- [OBJECTIVE]: Which lines have the string "this"? Copy all of them from the entries below.

- [RECORDS TO USE]:

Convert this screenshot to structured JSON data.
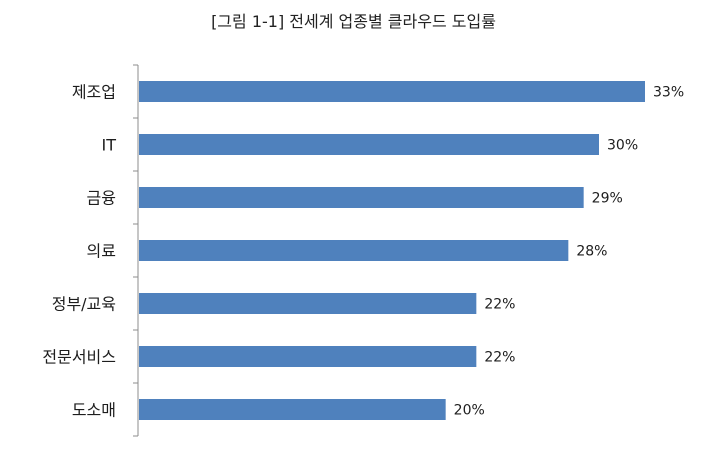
{
  "chart_data": {
    "type": "bar",
    "orientation": "horizontal",
    "title": "[그림 1-1] 전세계 업종별 클라우드 도입률",
    "xlabel": "",
    "ylabel": "",
    "categories": [
      "제조업",
      "IT",
      "금융",
      "의료",
      "정부/교육",
      "전문서비스",
      "도소매"
    ],
    "values": [
      33,
      30,
      29,
      28,
      22,
      22,
      20
    ],
    "value_labels": [
      "33%",
      "30%",
      "29%",
      "28%",
      "22%",
      "22%",
      "20%"
    ],
    "xlim": [
      0,
      36
    ],
    "grid": false,
    "legend": "none",
    "colors": {
      "bar": "#4f81bd",
      "axis": "#8c8c8c",
      "text": "#1d1d1d"
    }
  }
}
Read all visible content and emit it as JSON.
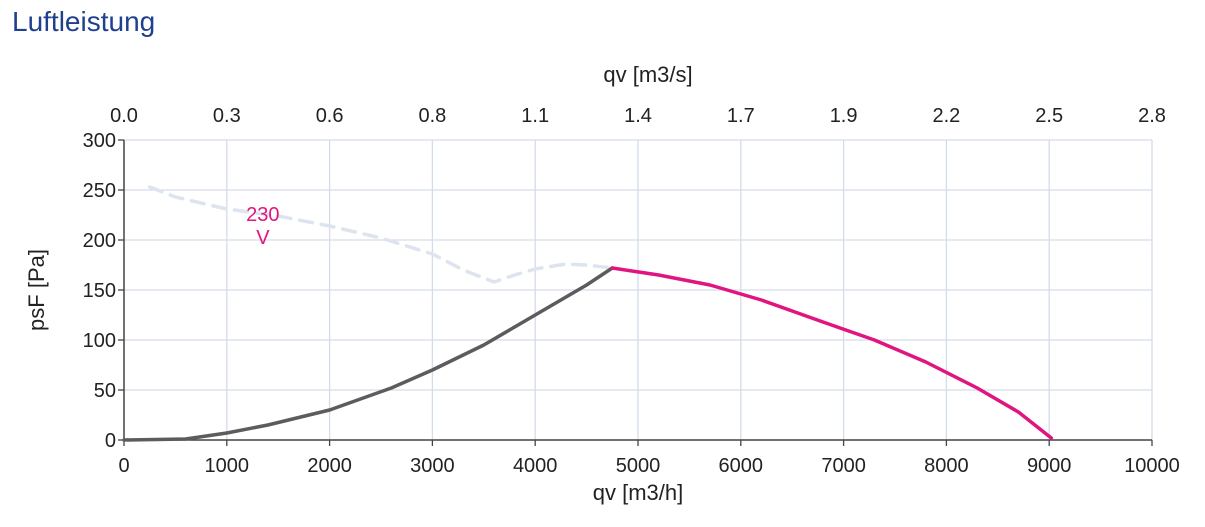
{
  "title": "Luftleistung",
  "chart_data": {
    "type": "line",
    "title": "",
    "xlabel": "qv [m3/h]",
    "x2label": "qv [m3/s]",
    "ylabel": "psF [Pa]",
    "xlim": [
      0,
      10000
    ],
    "ylim": [
      0,
      300
    ],
    "x_ticks": [
      "0",
      "1000",
      "2000",
      "3000",
      "4000",
      "5000",
      "6000",
      "7000",
      "8000",
      "9000",
      "10000"
    ],
    "x2_ticks": [
      "0.0",
      "0.3",
      "0.6",
      "0.8",
      "1.1",
      "1.4",
      "1.7",
      "1.9",
      "2.2",
      "2.5",
      "2.8"
    ],
    "y_ticks": [
      "0",
      "50",
      "100",
      "150",
      "200",
      "250",
      "300"
    ],
    "grid": true,
    "series": [
      {
        "name": "",
        "style": "dashed",
        "color": "#dde4ef",
        "x": [
          250,
          500,
          1000,
          1500,
          2000,
          2500,
          3000,
          3300,
          3600,
          3800,
          4000,
          4300,
          4500,
          4750
        ],
        "y": [
          253,
          243,
          231,
          224,
          214,
          202,
          186,
          170,
          158,
          165,
          171,
          176,
          175,
          172
        ]
      },
      {
        "name": "",
        "style": "solid",
        "color": "#5c5c5c",
        "x": [
          0,
          600,
          1000,
          1400,
          2000,
          2600,
          3000,
          3500,
          4000,
          4500,
          4750
        ],
        "y": [
          0,
          1,
          7,
          15,
          30,
          52,
          70,
          95,
          125,
          155,
          172
        ]
      },
      {
        "name": "",
        "style": "solid",
        "color": "#e0157f",
        "x": [
          4750,
          5200,
          5700,
          6200,
          6800,
          7300,
          7800,
          8300,
          8700,
          9020
        ],
        "y": [
          172,
          165,
          155,
          140,
          118,
          100,
          78,
          52,
          28,
          2
        ]
      }
    ],
    "annotations": [
      {
        "text": "230",
        "x": 4950,
        "y": 219
      },
      {
        "text": "V",
        "x": 4950,
        "y": 196
      }
    ]
  }
}
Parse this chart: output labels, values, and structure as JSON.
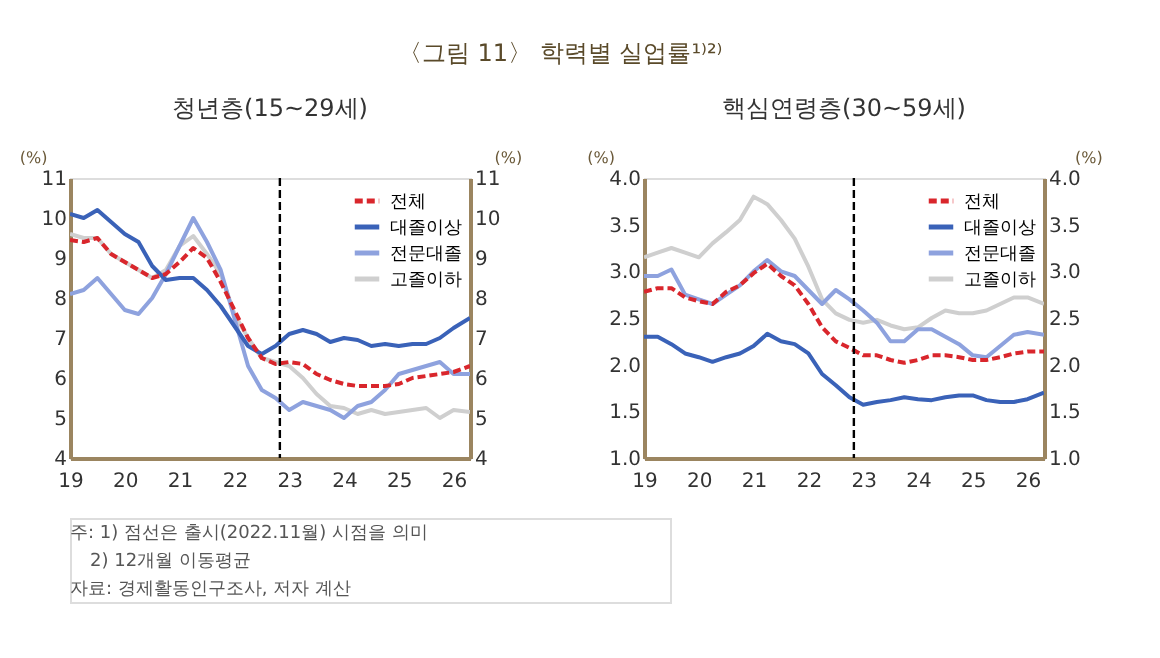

- [WORKED SOLUTION]:
Convert this screenshot to structured JSON data.
Parse this chart: output labels, values, and structure as JSON.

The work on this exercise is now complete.